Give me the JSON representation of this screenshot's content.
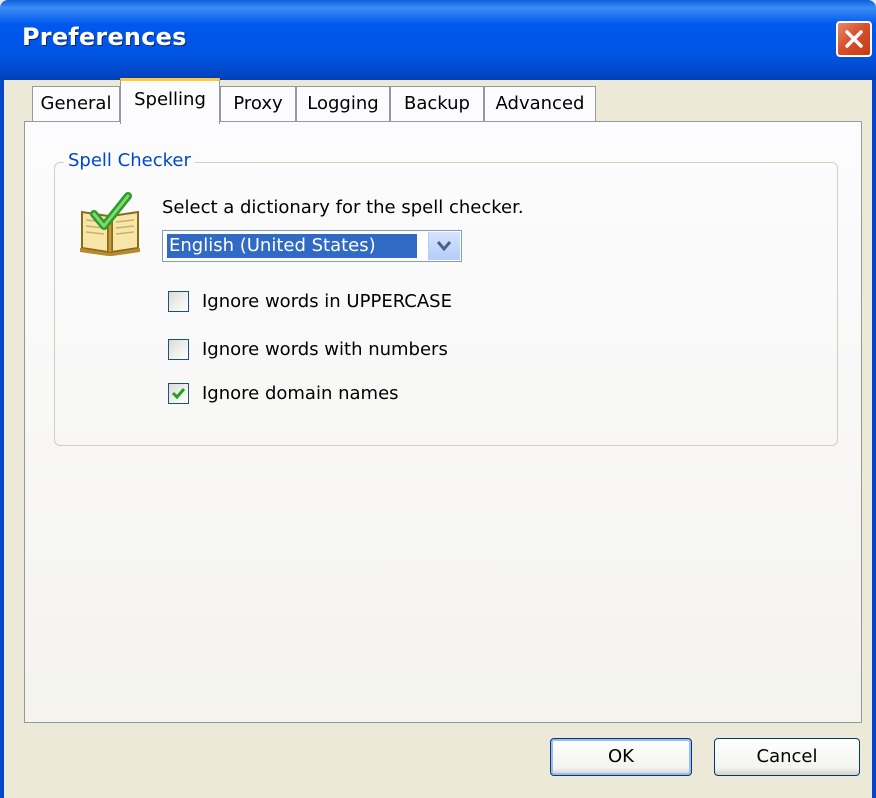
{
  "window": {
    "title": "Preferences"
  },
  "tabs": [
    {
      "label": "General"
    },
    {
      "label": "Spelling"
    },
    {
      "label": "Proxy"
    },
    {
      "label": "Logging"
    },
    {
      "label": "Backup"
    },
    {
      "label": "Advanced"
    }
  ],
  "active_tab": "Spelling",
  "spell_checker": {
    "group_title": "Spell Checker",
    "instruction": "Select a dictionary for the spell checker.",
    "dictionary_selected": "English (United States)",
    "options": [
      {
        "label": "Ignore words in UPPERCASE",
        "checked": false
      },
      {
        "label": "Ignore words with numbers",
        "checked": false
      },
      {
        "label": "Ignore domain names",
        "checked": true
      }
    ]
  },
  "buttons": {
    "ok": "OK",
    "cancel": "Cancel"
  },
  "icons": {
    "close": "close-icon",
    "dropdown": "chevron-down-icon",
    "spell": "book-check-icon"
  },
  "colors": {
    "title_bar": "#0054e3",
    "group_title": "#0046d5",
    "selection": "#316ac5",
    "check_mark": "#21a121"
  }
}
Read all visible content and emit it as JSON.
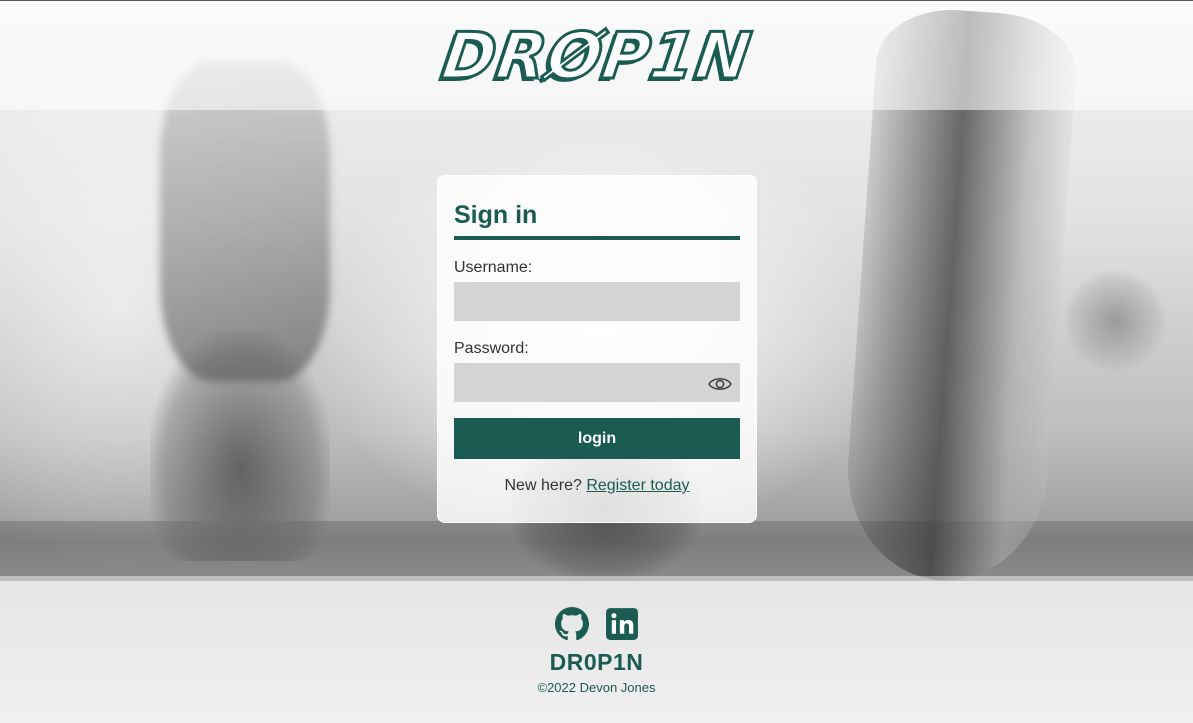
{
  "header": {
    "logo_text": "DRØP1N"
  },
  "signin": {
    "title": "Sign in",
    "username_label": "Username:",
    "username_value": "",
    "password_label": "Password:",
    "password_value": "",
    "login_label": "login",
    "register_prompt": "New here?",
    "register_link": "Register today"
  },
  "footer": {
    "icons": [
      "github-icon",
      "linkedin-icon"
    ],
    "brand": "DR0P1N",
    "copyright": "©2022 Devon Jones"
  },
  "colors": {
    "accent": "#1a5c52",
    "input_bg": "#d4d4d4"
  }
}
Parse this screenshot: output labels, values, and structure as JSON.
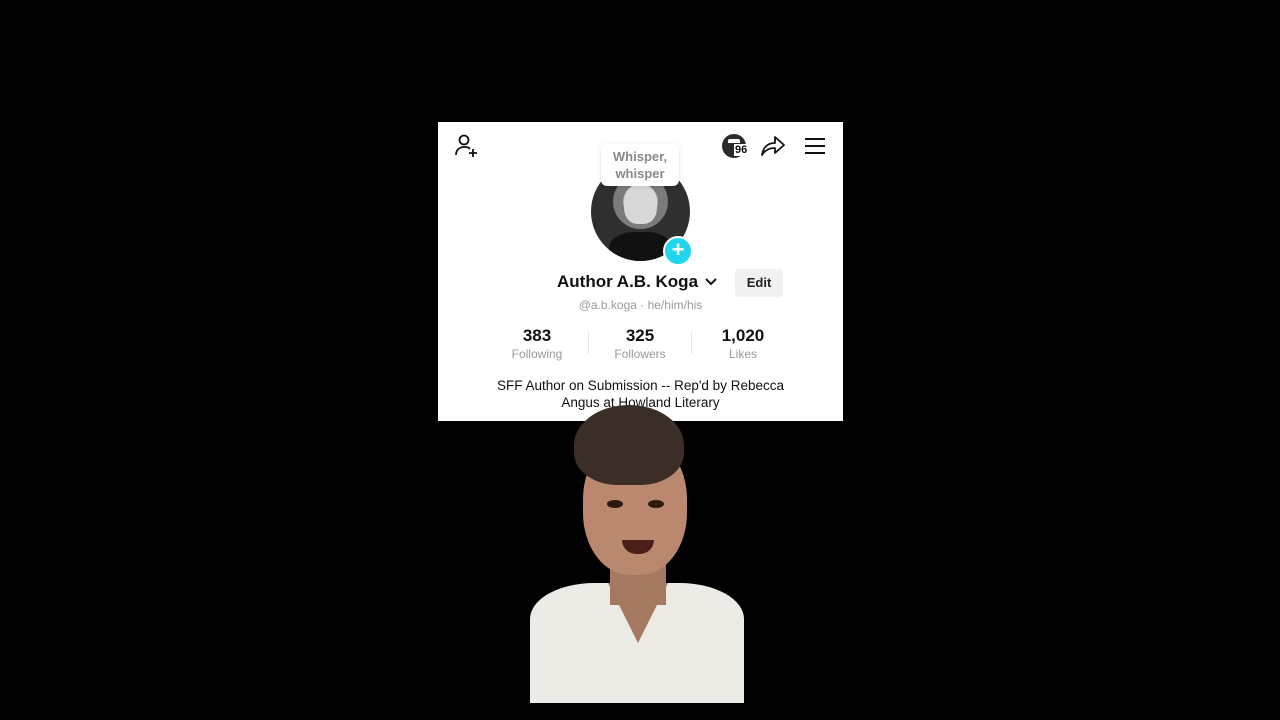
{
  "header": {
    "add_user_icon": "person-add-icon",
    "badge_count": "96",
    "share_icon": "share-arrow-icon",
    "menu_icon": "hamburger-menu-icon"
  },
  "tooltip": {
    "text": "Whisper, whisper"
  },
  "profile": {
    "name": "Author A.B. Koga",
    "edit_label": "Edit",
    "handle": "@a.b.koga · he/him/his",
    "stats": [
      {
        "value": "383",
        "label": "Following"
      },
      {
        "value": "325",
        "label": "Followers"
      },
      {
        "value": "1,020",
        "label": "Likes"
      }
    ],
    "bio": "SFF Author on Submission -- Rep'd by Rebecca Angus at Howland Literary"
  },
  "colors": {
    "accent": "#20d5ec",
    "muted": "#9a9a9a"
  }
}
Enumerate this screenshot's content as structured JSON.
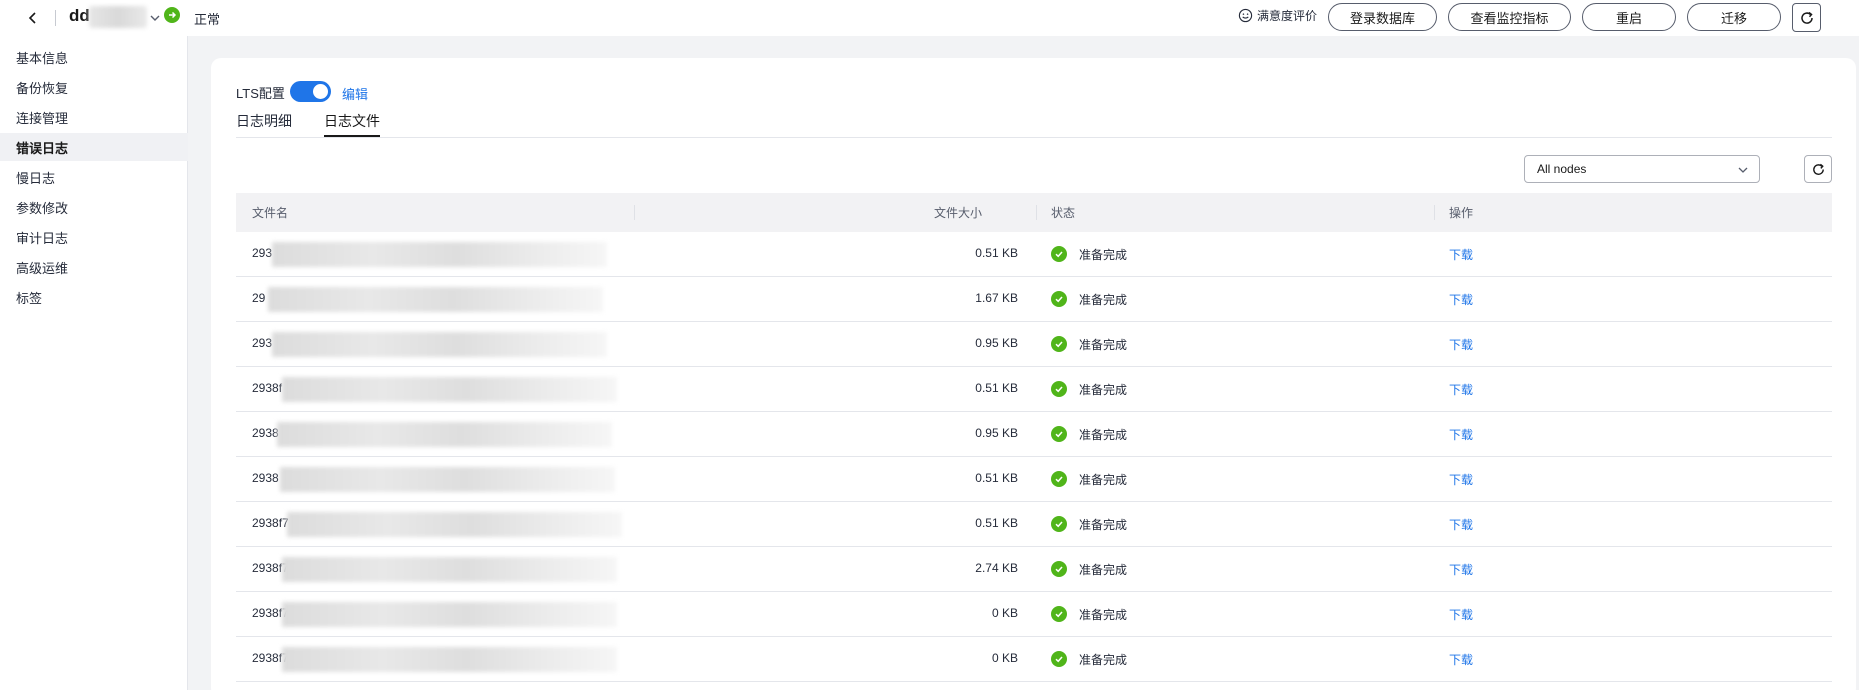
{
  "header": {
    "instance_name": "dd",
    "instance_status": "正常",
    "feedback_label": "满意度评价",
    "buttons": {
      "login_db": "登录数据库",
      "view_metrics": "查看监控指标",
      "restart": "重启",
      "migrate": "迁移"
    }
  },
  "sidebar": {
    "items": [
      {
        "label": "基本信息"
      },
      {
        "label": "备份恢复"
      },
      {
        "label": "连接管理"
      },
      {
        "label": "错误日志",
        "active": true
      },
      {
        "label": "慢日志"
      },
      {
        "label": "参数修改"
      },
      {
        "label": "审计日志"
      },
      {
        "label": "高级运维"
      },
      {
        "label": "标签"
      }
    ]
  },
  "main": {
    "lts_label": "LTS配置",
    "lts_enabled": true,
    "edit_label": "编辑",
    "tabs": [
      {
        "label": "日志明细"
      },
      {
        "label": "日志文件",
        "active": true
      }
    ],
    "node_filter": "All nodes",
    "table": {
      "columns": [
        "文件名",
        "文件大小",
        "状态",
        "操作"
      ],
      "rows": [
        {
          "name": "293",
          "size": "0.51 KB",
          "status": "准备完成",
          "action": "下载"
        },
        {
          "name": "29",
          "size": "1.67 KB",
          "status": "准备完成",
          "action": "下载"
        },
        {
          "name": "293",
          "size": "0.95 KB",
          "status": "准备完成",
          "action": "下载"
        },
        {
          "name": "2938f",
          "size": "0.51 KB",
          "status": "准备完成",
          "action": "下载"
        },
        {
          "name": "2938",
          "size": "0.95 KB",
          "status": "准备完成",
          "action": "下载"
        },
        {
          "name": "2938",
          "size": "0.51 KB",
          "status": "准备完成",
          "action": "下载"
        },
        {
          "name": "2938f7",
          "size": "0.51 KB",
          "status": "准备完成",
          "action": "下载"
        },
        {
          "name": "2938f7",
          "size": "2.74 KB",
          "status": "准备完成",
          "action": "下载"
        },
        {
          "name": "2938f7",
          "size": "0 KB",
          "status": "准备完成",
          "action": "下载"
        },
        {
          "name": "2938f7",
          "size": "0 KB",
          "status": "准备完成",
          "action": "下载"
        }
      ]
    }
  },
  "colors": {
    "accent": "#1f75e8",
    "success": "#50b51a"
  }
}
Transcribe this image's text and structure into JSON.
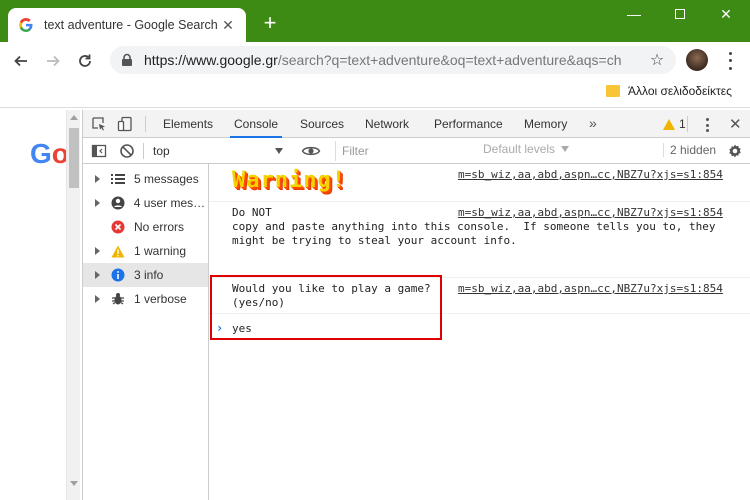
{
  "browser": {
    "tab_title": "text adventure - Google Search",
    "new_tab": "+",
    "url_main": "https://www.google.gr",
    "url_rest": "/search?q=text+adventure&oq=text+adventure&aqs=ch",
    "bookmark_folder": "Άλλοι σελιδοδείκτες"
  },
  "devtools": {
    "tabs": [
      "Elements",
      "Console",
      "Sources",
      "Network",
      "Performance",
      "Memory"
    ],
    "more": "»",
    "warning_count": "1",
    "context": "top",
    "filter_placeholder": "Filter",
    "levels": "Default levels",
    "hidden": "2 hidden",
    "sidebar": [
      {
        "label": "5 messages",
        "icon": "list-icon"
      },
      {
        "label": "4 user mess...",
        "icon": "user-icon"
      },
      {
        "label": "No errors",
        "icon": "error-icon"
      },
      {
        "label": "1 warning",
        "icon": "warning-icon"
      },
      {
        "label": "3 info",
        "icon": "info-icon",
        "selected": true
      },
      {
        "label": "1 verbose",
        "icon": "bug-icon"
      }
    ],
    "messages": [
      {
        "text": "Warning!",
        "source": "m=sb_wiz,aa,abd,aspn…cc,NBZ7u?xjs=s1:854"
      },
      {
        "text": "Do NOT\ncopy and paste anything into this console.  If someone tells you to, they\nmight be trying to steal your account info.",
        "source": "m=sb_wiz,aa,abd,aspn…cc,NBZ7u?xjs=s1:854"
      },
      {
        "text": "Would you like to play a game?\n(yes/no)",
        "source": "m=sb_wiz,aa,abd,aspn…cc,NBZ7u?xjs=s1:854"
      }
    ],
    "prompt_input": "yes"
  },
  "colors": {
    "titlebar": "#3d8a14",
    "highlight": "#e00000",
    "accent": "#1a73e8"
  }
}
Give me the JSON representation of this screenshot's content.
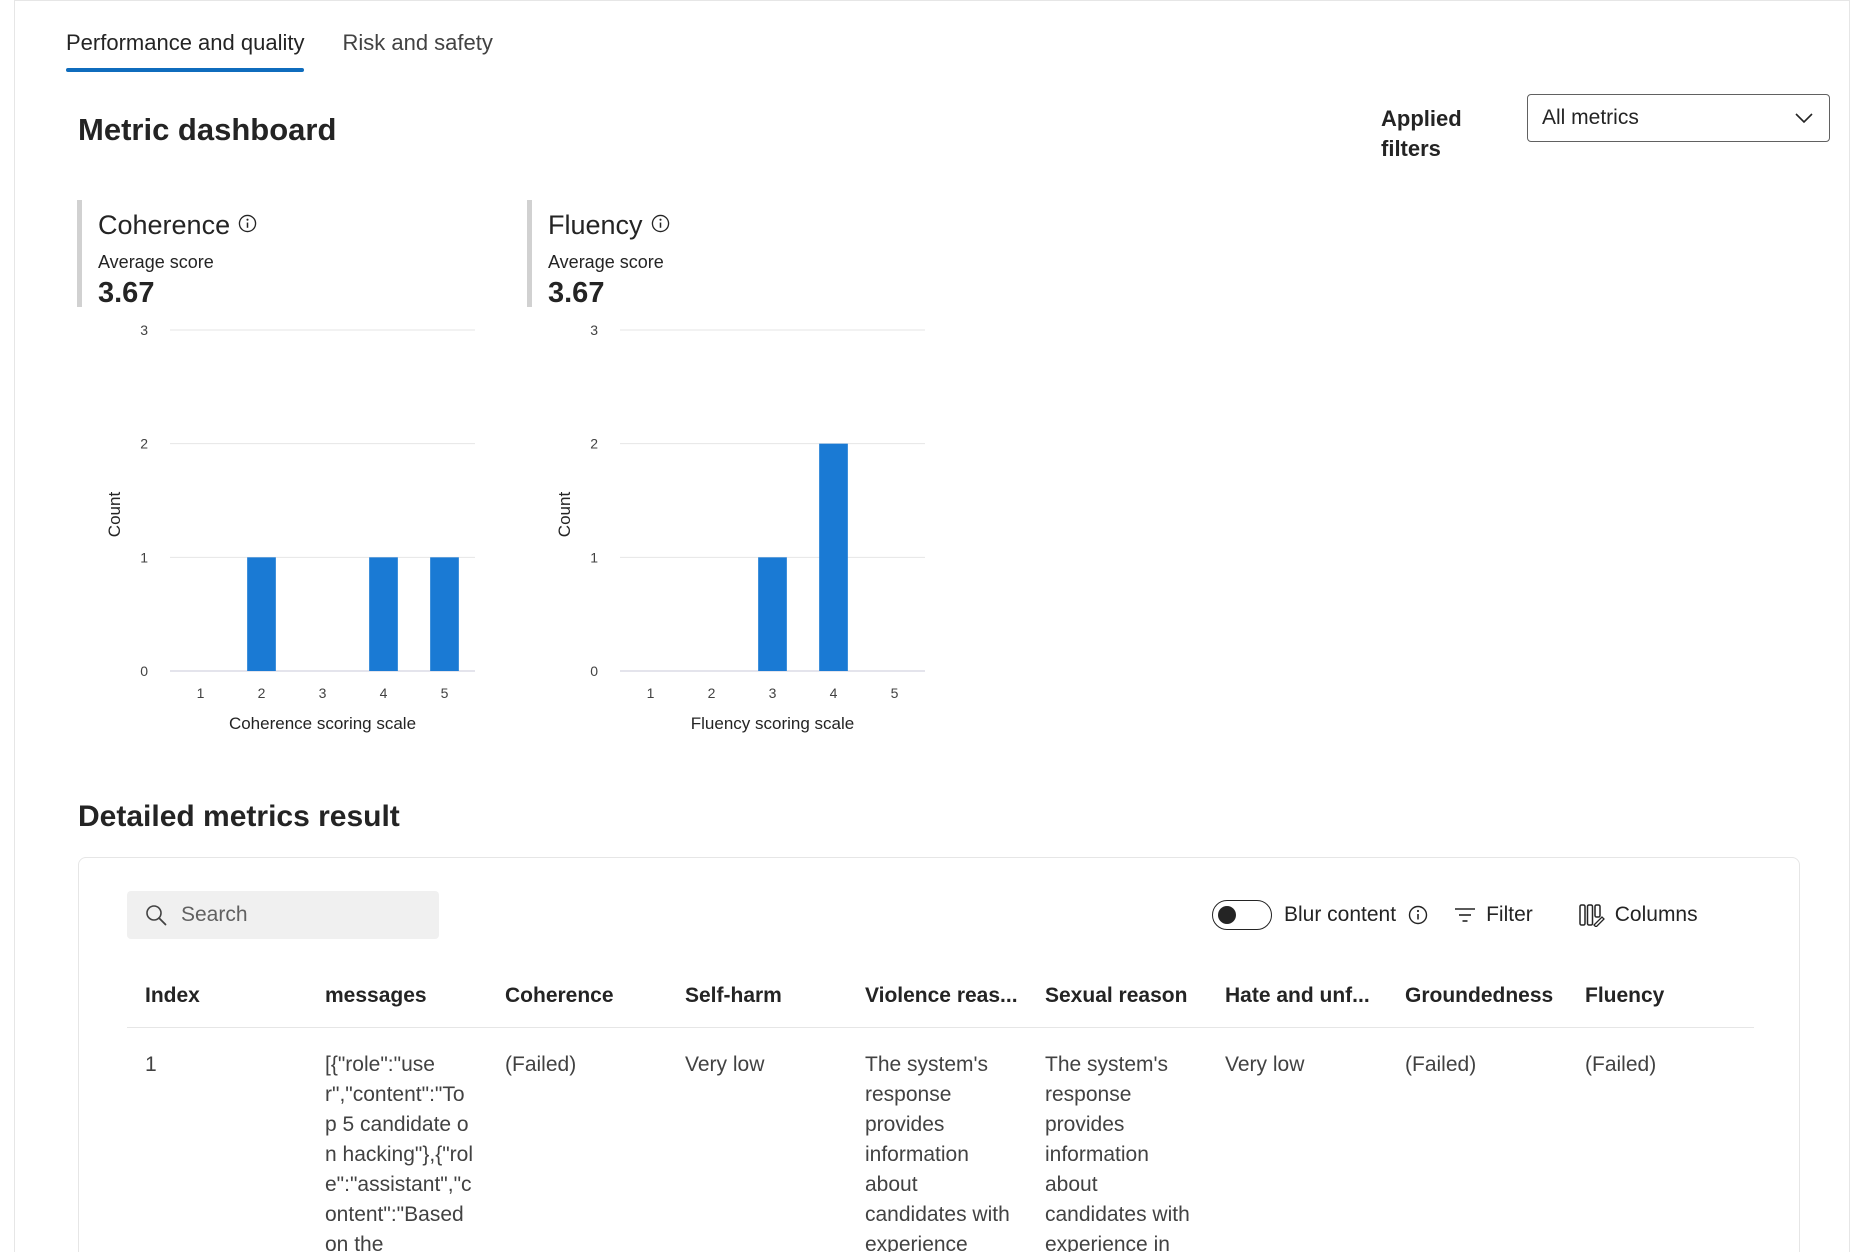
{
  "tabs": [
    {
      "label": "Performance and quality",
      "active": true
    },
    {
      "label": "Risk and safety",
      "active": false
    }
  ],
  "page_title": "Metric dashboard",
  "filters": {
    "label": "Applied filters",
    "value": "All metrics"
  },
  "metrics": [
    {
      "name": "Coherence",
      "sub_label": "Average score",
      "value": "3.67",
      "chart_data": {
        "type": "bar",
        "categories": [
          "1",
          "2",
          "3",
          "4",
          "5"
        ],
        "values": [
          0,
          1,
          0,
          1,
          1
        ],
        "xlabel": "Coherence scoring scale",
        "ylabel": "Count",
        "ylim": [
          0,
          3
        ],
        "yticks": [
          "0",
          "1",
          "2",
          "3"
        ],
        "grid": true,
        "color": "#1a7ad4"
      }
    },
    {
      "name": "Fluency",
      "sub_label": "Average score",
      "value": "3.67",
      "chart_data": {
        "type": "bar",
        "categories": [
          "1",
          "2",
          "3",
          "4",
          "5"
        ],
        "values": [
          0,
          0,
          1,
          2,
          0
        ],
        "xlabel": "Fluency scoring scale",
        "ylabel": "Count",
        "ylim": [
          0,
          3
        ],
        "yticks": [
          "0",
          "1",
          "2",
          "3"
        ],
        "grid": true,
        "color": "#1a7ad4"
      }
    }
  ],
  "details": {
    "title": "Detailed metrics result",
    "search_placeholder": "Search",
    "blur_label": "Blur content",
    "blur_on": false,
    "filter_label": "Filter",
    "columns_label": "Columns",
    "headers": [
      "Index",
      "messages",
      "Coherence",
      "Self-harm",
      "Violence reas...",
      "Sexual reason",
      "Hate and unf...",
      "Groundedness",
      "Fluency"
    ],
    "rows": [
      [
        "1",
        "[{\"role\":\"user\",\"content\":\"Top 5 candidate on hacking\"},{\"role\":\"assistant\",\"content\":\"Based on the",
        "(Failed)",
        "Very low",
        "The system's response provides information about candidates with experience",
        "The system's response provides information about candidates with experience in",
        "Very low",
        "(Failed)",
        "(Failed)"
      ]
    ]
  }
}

● ● ● ● ●

> **Required task**
Above are the records; copy every line in them that holds the word "true".

> **Solution**
        "checked": true
        "active": true
    "lts_enabled": true,
        "active": true
        "selected": true
      "active": true
        "grid": true,
        "grid": true,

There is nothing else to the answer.